··· EXTRACTED INFORMATION ···

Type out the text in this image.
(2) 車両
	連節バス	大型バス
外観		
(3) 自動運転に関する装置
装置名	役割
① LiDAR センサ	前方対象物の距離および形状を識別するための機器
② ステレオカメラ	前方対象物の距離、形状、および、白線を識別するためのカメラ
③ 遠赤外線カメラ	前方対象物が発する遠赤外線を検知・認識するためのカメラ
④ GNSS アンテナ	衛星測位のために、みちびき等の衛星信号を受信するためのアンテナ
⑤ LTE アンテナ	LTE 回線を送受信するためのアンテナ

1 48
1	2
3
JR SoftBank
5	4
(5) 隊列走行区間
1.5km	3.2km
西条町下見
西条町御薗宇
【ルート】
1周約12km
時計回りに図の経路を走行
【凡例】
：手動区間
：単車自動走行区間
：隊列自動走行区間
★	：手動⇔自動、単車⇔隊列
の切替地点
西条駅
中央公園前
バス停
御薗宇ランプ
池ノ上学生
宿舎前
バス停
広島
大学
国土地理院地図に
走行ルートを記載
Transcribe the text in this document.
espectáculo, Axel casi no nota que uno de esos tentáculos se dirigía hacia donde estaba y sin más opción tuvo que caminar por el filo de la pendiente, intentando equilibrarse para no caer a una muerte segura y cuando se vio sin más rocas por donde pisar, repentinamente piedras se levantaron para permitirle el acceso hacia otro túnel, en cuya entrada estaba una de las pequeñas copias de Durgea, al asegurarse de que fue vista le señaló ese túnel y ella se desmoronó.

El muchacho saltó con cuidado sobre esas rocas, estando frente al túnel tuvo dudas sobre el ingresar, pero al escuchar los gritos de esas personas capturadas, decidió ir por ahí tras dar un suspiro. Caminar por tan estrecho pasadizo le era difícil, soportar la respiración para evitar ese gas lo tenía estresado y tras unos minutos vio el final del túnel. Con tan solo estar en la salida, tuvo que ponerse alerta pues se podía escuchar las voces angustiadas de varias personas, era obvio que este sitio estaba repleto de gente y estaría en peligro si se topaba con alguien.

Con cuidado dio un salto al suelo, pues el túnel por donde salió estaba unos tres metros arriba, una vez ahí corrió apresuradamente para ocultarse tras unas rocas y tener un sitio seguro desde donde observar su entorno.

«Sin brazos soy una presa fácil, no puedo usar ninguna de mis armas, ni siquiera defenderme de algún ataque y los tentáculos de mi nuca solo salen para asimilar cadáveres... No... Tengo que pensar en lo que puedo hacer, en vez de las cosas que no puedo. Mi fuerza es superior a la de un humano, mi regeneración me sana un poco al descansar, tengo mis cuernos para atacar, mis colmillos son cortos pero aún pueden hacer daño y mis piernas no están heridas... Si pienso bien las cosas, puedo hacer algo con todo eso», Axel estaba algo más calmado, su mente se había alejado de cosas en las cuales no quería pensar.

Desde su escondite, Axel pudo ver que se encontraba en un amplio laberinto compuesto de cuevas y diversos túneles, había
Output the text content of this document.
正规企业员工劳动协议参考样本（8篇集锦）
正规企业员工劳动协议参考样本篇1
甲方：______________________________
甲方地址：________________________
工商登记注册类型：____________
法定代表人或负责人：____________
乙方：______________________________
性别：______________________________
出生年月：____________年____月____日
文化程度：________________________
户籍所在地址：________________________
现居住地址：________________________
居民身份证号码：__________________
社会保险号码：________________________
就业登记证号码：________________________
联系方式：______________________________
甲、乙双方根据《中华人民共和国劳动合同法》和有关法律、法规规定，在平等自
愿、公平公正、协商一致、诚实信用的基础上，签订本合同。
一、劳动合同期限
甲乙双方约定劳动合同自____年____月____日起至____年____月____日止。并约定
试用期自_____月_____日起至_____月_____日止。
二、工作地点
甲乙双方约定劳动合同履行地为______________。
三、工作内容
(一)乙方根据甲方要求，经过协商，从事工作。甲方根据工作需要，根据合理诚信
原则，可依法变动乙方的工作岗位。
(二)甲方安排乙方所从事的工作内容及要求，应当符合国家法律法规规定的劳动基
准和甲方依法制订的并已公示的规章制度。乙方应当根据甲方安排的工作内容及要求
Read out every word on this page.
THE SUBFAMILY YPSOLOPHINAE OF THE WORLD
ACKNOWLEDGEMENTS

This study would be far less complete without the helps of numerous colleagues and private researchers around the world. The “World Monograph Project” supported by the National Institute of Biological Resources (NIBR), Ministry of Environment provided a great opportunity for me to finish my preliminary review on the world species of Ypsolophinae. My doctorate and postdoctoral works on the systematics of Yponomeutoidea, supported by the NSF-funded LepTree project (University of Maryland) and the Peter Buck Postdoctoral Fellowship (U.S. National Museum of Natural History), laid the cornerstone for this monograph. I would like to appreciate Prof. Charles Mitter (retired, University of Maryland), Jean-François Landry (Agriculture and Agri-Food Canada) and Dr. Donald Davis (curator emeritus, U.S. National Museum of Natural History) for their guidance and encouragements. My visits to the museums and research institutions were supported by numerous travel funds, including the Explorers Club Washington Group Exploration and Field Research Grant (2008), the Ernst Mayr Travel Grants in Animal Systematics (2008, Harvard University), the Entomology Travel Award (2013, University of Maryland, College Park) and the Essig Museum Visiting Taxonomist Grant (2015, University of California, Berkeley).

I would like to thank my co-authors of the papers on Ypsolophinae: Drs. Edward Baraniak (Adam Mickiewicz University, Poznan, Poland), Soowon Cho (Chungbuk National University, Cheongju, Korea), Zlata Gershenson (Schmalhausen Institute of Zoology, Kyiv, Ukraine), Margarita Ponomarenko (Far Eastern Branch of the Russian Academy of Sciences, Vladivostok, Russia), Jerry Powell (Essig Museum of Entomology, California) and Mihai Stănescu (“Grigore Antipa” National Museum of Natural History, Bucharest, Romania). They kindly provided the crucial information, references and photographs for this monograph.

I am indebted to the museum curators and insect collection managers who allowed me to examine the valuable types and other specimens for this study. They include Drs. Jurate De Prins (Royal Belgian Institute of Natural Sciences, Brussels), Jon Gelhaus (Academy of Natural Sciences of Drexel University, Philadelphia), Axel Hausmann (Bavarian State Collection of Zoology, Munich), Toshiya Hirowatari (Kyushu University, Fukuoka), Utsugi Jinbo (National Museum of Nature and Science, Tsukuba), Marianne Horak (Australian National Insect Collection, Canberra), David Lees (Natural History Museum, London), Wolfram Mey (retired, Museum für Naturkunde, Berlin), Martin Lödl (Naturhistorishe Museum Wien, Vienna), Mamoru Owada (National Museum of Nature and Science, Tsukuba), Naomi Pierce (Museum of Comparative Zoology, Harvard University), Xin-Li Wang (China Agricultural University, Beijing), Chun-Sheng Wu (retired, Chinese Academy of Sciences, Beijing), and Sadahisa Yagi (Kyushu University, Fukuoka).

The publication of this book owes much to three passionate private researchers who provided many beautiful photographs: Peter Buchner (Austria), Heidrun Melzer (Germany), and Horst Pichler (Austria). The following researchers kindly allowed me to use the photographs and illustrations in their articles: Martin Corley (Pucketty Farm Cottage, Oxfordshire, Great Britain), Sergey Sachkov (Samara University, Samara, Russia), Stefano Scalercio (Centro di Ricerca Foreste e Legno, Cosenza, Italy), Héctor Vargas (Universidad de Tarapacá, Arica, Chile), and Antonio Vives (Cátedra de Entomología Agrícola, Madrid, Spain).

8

···

* _TASK TO CARRY OUT_
Transcribe all entries exactly as they are given.

* _COMPLETED EXERCISE_
Type out the text in this image.
(2) 車両
	連節バス	大型バス
外観		
(3) 自動運転に関する装置
装置名	役割
① LiDAR センサ	前方対象物の距離および形状を識別するための機器
② ステレオカメラ	前方対象物の距離、形状、および、白線を識別するためのカメラ
③ 遠赤外線カメラ	前方対象物が発する遠赤外線を検知・認識するためのカメラ
④ GNSS アンテナ	衛星測位のために、みちびき等の衛星信号を受信するためのアンテナ
⑤ LTE アンテナ	LTE 回線を送受信するためのアンテナ

1 48
1	2
3
JR SoftBank
5	4
(5) 隊列走行区間
1.5km	3.2km
西条町下見
西条町御薗宇
【ルート】
1周約12km
時計回りに図の経路を走行
【凡例】
：手動区間
：単車自動走行区間
：隊列自動走行区間
★	：手動⇔自動、単車⇔隊列
の切替地点
西条駅
中央公園前
バス停
御薗宇ランプ
池ノ上学生
宿舎前
バス停
広島
大学
国土地理院地図に
走行ルートを記載
Transcribe the text in this document.
espectáculo, Axel casi no nota que uno de esos tentáculos se dirigía hacia donde estaba y sin más opción tuvo que caminar por el filo de la pendiente, intentando equilibrarse para no caer a una muerte segura y cuando se vio sin más rocas por donde pisar, repentinamente piedras se levantaron para permitirle el acceso hacia otro túnel, en cuya entrada estaba una de las pequeñas copias de Durgea, al asegurarse de que fue vista le señaló ese túnel y ella se desmoronó.

El muchacho saltó con cuidado sobre esas rocas, estando frente al túnel tuvo dudas sobre el ingresar, pero al escuchar los gritos de esas personas capturadas, decidió ir por ahí tras dar un suspiro. Caminar por tan estrecho pasadizo le era difícil, soportar la respiración para evitar ese gas lo tenía estresado y tras unos minutos vio el final del túnel. Con tan solo estar en la salida, tuvo que ponerse alerta pues se podía escuchar las voces angustiadas de varias personas, era obvio que este sitio estaba repleto de gente y estaría en peligro si se topaba con alguien.

Con cuidado dio un salto al suelo, pues el túnel por donde salió estaba unos tres metros arriba, una vez ahí corrió apresuradamente para ocultarse tras unas rocas y tener un sitio seguro desde donde observar su entorno.

«Sin brazos soy una presa fácil, no puedo usar ninguna de mis armas, ni siquiera defenderme de algún ataque y los tentáculos de mi nuca solo salen para asimilar cadáveres... No... Tengo que pensar en lo que puedo hacer, en vez de las cosas que no puedo. Mi fuerza es superior a la de un humano, mi regeneración me sana un poco al descansar, tengo mis cuernos para atacar, mis colmillos son cortos pero aún pueden hacer daño y mis piernas no están heridas... Si pienso bien las cosas, puedo hacer algo con todo eso», Axel estaba algo más calmado, su mente se había alejado de cosas en las cuales no quería pensar.

Desde su escondite, Axel pudo ver que se encontraba en un amplio laberinto compuesto de cuevas y diversos túneles, había
Output the text content of this document.
正规企业员工劳动协议参考样本（8篇集锦）
正规企业员工劳动协议参考样本篇1
甲方：______________________________
甲方地址：________________________
工商登记注册类型：____________
法定代表人或负责人：____________
乙方：______________________________
性别：______________________________
出生年月：____________年____月____日
文化程度：________________________
户籍所在地址：________________________
现居住地址：________________________
居民身份证号码：__________________
社会保险号码：________________________
就业登记证号码：________________________
联系方式：______________________________
甲、乙双方根据《中华人民共和国劳动合同法》和有关法律、法规规定，在平等自
愿、公平公正、协商一致、诚实信用的基础上，签订本合同。
一、劳动合同期限
甲乙双方约定劳动合同自____年____月____日起至____年____月____日止。并约定
试用期自_____月_____日起至_____月_____日止。
二、工作地点
甲乙双方约定劳动合同履行地为______________。
三、工作内容
(一)乙方根据甲方要求，经过协商，从事工作。甲方根据工作需要，根据合理诚信
原则，可依法变动乙方的工作岗位。
(二)甲方安排乙方所从事的工作内容及要求，应当符合国家法律法规规定的劳动基
准和甲方依法制订的并已公示的规章制度。乙方应当根据甲方安排的工作内容及要求
Read out every word on this page.
THE SUBFAMILY YPSOLOPHINAE OF THE WORLD
ACKNOWLEDGEMENTS

This study would be far less complete without the helps of numerous colleagues and private researchers around the world. The “World Monograph Project” supported by the National Institute of Biological Resources (NIBR), Ministry of Environment provided a great opportunity for me to finish my preliminary review on the world species of Ypsolophinae. My doctorate and postdoctoral works on the systematics of Yponomeutoidea, supported by the NSF-funded LepTree project (University of Maryland) and the Peter Buck Postdoctoral Fellowship (U.S. National Museum of Natural History), laid the cornerstone for this monograph. I would like to appreciate Prof. Charles Mitter (retired, University of Maryland), Jean-François Landry (Agriculture and Agri-Food Canada) and Dr. Donald Davis (curator emeritus, U.S. National Museum of Natural History) for their guidance and encouragements. My visits to the museums and research institutions were supported by numerous travel funds, including the Explorers Club Washington Group Exploration and Field Research Grant (2008), the Ernst Mayr Travel Grants in Animal Systematics (2008, Harvard University), the Entomology Travel Award (2013, University of Maryland, College Park) and the Essig Museum Visiting Taxonomist Grant (2015, University of California, Berkeley).

I would like to thank my co-authors of the papers on Ypsolophinae: Drs. Edward Baraniak (Adam Mickiewicz University, Poznan, Poland), Soowon Cho (Chungbuk National University, Cheongju, Korea), Zlata Gershenson (Schmalhausen Institute of Zoology, Kyiv, Ukraine), Margarita Ponomarenko (Far Eastern Branch of the Russian Academy of Sciences, Vladivostok, Russia), Jerry Powell (Essig Museum of Entomology, California) and Mihai Stănescu (“Grigore Antipa” National Museum of Natural History, Bucharest, Romania). They kindly provided the crucial information, references and photographs for this monograph.

I am indebted to the museum curators and insect collection managers who allowed me to examine the valuable types and other specimens for this study. They include Drs. Jurate De Prins (Royal Belgian Institute of Natural Sciences, Brussels), Jon Gelhaus (Academy of Natural Sciences of Drexel University, Philadelphia), Axel Hausmann (Bavarian State Collection of Zoology, Munich), Toshiya Hirowatari (Kyushu University, Fukuoka), Utsugi Jinbo (National Museum of Nature and Science, Tsukuba), Marianne Horak (Australian National Insect Collection, Canberra), David Lees (Natural History Museum, London), Wolfram Mey (retired, Museum für Naturkunde, Berlin), Martin Lödl (Naturhistorishe Museum Wien, Vienna), Mamoru Owada (National Museum of Nature and Science, Tsukuba), Naomi Pierce (Museum of Comparative Zoology, Harvard University), Xin-Li Wang (China Agricultural University, Beijing), Chun-Sheng Wu (retired, Chinese Academy of Sciences, Beijing), and Sadahisa Yagi (Kyushu University, Fukuoka).

The publication of this book owes much to three passionate private researchers who provided many beautiful photographs: Peter Buchner (Austria), Heidrun Melzer (Germany), and Horst Pichler (Austria). The following researchers kindly allowed me to use the photographs and illustrations in their articles: Martin Corley (Pucketty Farm Cottage, Oxfordshire, Great Britain), Sergey Sachkov (Samara University, Samara, Russia), Stefano Scalercio (Centro di Ricerca Foreste e Legno, Cosenza, Italy), Héctor Vargas (Universidad de Tarapacá, Arica, Chile), and Antonio Vives (Cátedra de Entomología Agrícola, Madrid, Spain).

8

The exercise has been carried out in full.